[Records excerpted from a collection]

——

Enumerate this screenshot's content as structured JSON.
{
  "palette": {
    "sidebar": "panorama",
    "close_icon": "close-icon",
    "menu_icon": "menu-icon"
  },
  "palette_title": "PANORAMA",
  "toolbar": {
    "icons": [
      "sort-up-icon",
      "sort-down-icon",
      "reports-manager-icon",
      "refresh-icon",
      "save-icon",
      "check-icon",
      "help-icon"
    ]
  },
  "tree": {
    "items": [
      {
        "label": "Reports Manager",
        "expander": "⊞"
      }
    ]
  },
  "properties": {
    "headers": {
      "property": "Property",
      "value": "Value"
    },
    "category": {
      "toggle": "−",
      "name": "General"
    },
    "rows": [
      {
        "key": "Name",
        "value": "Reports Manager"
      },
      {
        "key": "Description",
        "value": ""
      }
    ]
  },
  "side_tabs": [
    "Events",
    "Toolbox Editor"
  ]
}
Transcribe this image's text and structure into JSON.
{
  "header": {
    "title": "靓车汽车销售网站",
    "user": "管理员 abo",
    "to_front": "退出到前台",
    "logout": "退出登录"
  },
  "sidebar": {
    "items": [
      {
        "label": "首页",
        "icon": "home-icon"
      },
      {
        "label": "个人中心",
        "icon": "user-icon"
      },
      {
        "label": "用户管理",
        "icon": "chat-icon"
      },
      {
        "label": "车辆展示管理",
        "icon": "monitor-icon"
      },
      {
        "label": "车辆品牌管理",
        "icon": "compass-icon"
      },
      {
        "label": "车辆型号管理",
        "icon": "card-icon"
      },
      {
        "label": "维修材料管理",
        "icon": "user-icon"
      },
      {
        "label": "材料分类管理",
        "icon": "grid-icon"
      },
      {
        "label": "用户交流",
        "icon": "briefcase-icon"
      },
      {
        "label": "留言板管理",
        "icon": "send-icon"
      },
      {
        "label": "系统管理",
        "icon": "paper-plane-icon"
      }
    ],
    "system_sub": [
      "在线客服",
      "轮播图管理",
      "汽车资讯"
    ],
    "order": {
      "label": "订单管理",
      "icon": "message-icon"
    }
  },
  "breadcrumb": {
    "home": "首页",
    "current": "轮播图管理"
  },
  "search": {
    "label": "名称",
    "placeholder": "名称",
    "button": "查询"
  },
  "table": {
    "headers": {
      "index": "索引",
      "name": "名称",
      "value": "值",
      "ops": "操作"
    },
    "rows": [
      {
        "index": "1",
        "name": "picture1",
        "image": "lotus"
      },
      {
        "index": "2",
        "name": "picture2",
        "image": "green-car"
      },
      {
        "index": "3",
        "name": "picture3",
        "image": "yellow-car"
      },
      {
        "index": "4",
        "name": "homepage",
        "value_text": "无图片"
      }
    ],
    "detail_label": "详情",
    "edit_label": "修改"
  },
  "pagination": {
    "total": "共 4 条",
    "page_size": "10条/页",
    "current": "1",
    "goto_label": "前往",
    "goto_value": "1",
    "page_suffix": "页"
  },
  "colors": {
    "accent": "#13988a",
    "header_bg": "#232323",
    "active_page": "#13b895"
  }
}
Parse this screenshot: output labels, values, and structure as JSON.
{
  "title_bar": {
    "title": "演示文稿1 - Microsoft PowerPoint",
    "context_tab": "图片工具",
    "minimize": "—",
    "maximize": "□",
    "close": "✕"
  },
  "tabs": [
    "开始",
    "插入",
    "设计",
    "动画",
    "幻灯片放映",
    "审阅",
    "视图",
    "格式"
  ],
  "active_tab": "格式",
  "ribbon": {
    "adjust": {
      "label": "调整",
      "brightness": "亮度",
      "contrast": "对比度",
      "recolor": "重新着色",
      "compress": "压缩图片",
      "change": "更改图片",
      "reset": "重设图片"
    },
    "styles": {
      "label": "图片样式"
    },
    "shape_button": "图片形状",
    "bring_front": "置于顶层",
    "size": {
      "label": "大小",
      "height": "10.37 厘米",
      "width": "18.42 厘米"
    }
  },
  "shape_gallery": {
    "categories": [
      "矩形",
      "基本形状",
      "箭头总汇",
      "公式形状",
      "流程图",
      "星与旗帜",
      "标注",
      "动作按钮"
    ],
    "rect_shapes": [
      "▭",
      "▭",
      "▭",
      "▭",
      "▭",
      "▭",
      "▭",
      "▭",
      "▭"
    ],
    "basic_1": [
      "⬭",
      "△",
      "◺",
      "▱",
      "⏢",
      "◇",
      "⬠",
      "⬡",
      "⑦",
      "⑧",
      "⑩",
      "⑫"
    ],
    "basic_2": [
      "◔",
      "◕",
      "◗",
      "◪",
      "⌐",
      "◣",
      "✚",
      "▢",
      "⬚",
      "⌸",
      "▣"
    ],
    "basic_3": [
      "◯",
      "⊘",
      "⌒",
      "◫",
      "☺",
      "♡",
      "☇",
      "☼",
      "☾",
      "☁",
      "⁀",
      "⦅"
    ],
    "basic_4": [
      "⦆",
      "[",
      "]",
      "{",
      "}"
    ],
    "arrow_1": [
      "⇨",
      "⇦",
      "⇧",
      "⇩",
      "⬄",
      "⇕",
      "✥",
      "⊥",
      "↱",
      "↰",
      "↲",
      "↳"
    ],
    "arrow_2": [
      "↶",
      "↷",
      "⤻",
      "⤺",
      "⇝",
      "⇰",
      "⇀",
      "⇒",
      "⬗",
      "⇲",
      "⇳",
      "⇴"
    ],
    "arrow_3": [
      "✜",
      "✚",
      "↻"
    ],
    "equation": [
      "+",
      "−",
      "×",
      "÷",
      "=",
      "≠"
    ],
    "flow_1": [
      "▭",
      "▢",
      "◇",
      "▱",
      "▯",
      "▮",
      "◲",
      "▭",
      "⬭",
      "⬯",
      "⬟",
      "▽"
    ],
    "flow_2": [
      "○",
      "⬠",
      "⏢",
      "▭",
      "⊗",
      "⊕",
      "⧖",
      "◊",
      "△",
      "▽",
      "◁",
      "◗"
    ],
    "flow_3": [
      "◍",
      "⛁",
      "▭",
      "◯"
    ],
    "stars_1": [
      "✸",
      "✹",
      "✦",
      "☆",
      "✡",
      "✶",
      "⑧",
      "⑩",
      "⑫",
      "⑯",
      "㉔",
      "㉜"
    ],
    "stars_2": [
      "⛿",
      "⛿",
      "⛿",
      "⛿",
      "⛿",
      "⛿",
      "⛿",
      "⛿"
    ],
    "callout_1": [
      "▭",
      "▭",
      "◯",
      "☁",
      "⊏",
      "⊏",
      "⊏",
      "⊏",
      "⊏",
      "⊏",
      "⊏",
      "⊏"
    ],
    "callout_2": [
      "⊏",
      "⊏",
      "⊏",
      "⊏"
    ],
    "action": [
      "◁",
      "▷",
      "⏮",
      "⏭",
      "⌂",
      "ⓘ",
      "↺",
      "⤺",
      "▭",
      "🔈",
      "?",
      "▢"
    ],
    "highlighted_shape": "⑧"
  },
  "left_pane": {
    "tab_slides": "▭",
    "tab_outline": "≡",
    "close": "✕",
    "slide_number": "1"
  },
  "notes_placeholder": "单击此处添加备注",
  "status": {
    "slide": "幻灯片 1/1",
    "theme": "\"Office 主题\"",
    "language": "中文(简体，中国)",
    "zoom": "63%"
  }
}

——

* **Exercise brief**: Tally the lines of the records holding the word "JSON", then state only the tally.

* **Answer to this problem**: 3